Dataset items
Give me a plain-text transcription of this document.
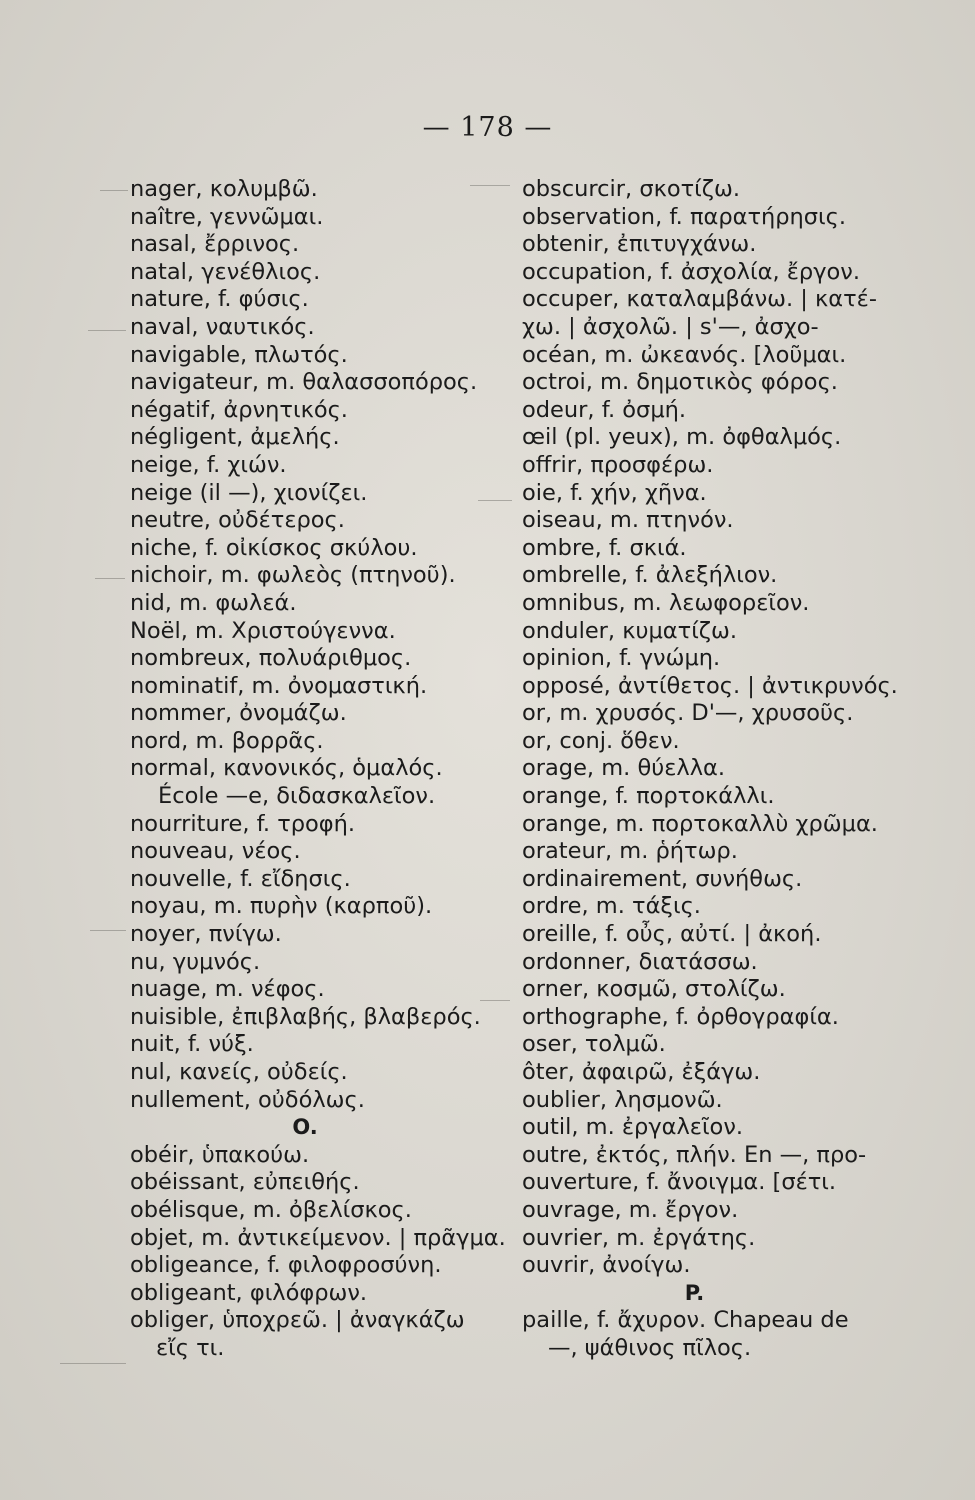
— 178 —
nager, κολυμβῶ.
naître, γεννῶμαι.
nasal, ἔρρινος.
natal, γενέθλιος.
nature, f. φύσις.
naval, ναυτικός.
navigable, πλωτός.
navigateur, m. θαλασσοπόρος.
négatif, ἀρνητικός.
négligent, ἀμελής.
neige, f. χιών.
neige (il —), χιονίζει.
neutre, οὐδέτερος.
niche, f. οἰκίσκος σκύλου.
nichoir, m. φωλεὸς (πτηνοῦ).
nid, m. φωλεά.
Noël, m. Χριστούγεννα.
nombreux, πολυάριθμος.
nominatif, m. ὀνομαστική.
nommer, ὀνομάζω.
nord, m. βορρᾶς.
normal, κανονικός, ὁμαλός.
École —e, διδασκαλεῖον.
nourriture, f. τροφή.
nouveau, νέος.
nouvelle, f. εἴδησις.
noyau, m. πυρὴν (καρποῦ).
noyer, πνίγω.
nu, γυμνός.
nuage, m. νέφος.
nuisible, ἐπιβλαβής, βλαβερός.
nuit, f. νύξ.
nul, κανείς, οὐδείς.
nullement, οὐδόλως.
O.
obéir, ὑπακούω.
obéissant, εὐπειθής.
obélisque, m. ὀβελίσκος.
objet, m. ἀντικείμενον. | πρᾶγμα.
obligeance, f. φιλοφροσύνη.
obligeant, φιλόφρων.
obliger, ὑποχρεῶ. | ἀναγκάζω
εἴς τι.
obscurcir, σκοτίζω.
observation, f. παρατήρησις.
obtenir, ἐπιτυγχάνω.
occupation, f. ἀσχολία, ἔργον.
occuper, καταλαμβάνω. | κατέ-
χω. | ἀσχολῶ. | s'—, ἀσχο-
océan, m. ὠκεανός. [λοῦμαι.
octroi, m. δημοτικὸς φόρος.
odeur, f. ὀσμή.
œil (pl. yeux), m. ὀφθαλμός.
offrir, προσφέρω.
oie, f. χήν, χῆνα.
oiseau, m. πτηνόν.
ombre, f. σκιά.
ombrelle, f. ἀλεξήλιον.
omnibus, m. λεωφορεῖον.
onduler, κυματίζω.
opinion, f. γνώμη.
opposé, ἀντίθετος. | ἀντικρυνός.
or, m. χρυσός. D'—, χρυσοῦς.
or, conj. ὅθεν.
orage, m. θύελλα.
orange, f. πορτοκάλλι.
orange, m. πορτοκαλλὺ χρῶμα.
orateur, m. ῥήτωρ.
ordinairement, συνήθως.
ordre, m. τάξις.
oreille, f. οὖς, αὐτί. | ἀκοή.
ordonner, διατάσσω.
orner, κοσμῶ, στολίζω.
orthographe, f. ὀρθογραφία.
oser, τολμῶ.
ôter, ἀφαιρῶ, ἐξάγω.
oublier, λησμονῶ.
outil, m. ἐργαλεῖον.
outre, ἐκτός, πλήν. En —, προ-
ouverture, f. ἄνοιγμα. [σέτι.
ouvrage, m. ἔργον.
ouvrier, m. ἐργάτης.
ouvrir, ἀνοίγω.
P.
paille, f. ἄχυρον. Chapeau de
—, ψάθινος πῖλος.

EXERCISE TASK => Copy the records above exactly, leaving out every picture.

FINAL RESULT =>
Give me a plain-text transcription of this document.
— 178 —
nager, κολυμβῶ.
naître, γεννῶμαι.
nasal, ἔρρινος.
natal, γενέθλιος.
nature, f. φύσις.
naval, ναυτικός.
navigable, πλωτός.
navigateur, m. θαλασσοπόρος.
négatif, ἀρνητικός.
négligent, ἀμελής.
neige, f. χιών.
neige (il —), χιονίζει.
neutre, οὐδέτερος.
niche, f. οἰκίσκος σκύλου.
nichoir, m. φωλεὸς (πτηνοῦ).
nid, m. φωλεά.
Noël, m. Χριστούγεννα.
nombreux, πολυάριθμος.
nominatif, m. ὀνομαστική.
nommer, ὀνομάζω.
nord, m. βορρᾶς.
normal, κανονικός, ὁμαλός.
École —e, διδασκαλεῖον.
nourriture, f. τροφή.
nouveau, νέος.
nouvelle, f. εἴδησις.
noyau, m. πυρὴν (καρποῦ).
noyer, πνίγω.
nu, γυμνός.
nuage, m. νέφος.
nuisible, ἐπιβλαβής, βλαβερός.
nuit, f. νύξ.
nul, κανείς, οὐδείς.
nullement, οὐδόλως.
O.
obéir, ὑπακούω.
obéissant, εὐπειθής.
obélisque, m. ὀβελίσκος.
objet, m. ἀντικείμενον. | πρᾶγμα.
obligeance, f. φιλοφροσύνη.
obligeant, φιλόφρων.
obliger, ὑποχρεῶ. | ἀναγκάζω
εἴς τι.
obscurcir, σκοτίζω.
observation, f. παρατήρησις.
obtenir, ἐπιτυγχάνω.
occupation, f. ἀσχολία, ἔργον.
occuper, καταλαμβάνω. | κατέ-
χω. | ἀσχολῶ. | s'—, ἀσχο-
océan, m. ὠκεανός. [λοῦμαι.
octroi, m. δημοτικὸς φόρος.
odeur, f. ὀσμή.
œil (pl. yeux), m. ὀφθαλμός.
offrir, προσφέρω.
oie, f. χήν, χῆνα.
oiseau, m. πτηνόν.
ombre, f. σκιά.
ombrelle, f. ἀλεξήλιον.
omnibus, m. λεωφορεῖον.
onduler, κυματίζω.
opinion, f. γνώμη.
opposé, ἀντίθετος. | ἀντικρυνός.
or, m. χρυσός. D'—, χρυσοῦς.
or, conj. ὅθεν.
orage, m. θύελλα.
orange, f. πορτοκάλλι.
orange, m. πορτοκαλλὺ χρῶμα.
orateur, m. ῥήτωρ.
ordinairement, συνήθως.
ordre, m. τάξις.
oreille, f. οὖς, αὐτί. | ἀκοή.
ordonner, διατάσσω.
orner, κοσμῶ, στολίζω.
orthographe, f. ὀρθογραφία.
oser, τολμῶ.
ôter, ἀφαιρῶ, ἐξάγω.
oublier, λησμονῶ.
outil, m. ἐργαλεῖον.
outre, ἐκτός, πλήν. En —, προ-
ouverture, f. ἄνοιγμα. [σέτι.
ouvrage, m. ἔργον.
ouvrier, m. ἐργάτης.
ouvrir, ἀνοίγω.
P.
paille, f. ἄχυρον. Chapeau de
—, ψάθινος πῖλος.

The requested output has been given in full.